[Chart and figure data]
■ ■ ■ ■ ■
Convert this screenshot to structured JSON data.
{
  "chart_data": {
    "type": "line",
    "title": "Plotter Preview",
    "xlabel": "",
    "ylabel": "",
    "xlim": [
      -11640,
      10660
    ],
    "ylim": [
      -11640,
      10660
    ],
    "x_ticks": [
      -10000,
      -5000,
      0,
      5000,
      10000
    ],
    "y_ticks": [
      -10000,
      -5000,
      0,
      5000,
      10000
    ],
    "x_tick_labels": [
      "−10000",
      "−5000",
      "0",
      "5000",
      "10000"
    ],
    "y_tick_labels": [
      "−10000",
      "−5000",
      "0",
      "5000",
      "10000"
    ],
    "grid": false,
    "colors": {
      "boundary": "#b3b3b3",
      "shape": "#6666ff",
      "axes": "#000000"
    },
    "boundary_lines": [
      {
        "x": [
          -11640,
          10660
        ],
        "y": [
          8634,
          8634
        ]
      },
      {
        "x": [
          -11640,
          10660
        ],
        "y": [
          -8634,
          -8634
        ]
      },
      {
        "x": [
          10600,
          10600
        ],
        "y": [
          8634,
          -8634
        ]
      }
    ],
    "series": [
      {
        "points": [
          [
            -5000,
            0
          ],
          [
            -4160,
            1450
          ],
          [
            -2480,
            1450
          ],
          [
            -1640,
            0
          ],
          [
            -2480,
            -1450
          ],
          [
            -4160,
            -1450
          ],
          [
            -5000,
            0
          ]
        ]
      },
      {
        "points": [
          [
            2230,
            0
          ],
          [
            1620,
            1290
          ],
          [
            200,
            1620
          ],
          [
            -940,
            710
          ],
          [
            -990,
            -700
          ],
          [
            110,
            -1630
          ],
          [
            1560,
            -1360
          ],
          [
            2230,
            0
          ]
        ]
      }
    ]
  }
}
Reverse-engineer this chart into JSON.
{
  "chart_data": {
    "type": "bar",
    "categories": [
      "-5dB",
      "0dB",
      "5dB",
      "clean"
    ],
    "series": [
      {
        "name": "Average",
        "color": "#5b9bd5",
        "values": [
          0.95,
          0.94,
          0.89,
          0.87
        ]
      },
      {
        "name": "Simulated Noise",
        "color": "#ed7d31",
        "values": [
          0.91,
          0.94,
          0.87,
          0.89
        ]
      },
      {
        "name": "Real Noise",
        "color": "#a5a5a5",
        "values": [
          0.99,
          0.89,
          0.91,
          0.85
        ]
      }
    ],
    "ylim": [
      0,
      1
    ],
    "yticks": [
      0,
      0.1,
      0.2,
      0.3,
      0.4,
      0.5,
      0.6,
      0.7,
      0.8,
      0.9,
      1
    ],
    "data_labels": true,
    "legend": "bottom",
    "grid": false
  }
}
■ ■ ■ ■ ■
• Task statement
Only lines with "Noise" are wanted here; list each of them.

• Problem solution
        "name": "Simulated Noise",
        "name": "Real Noise",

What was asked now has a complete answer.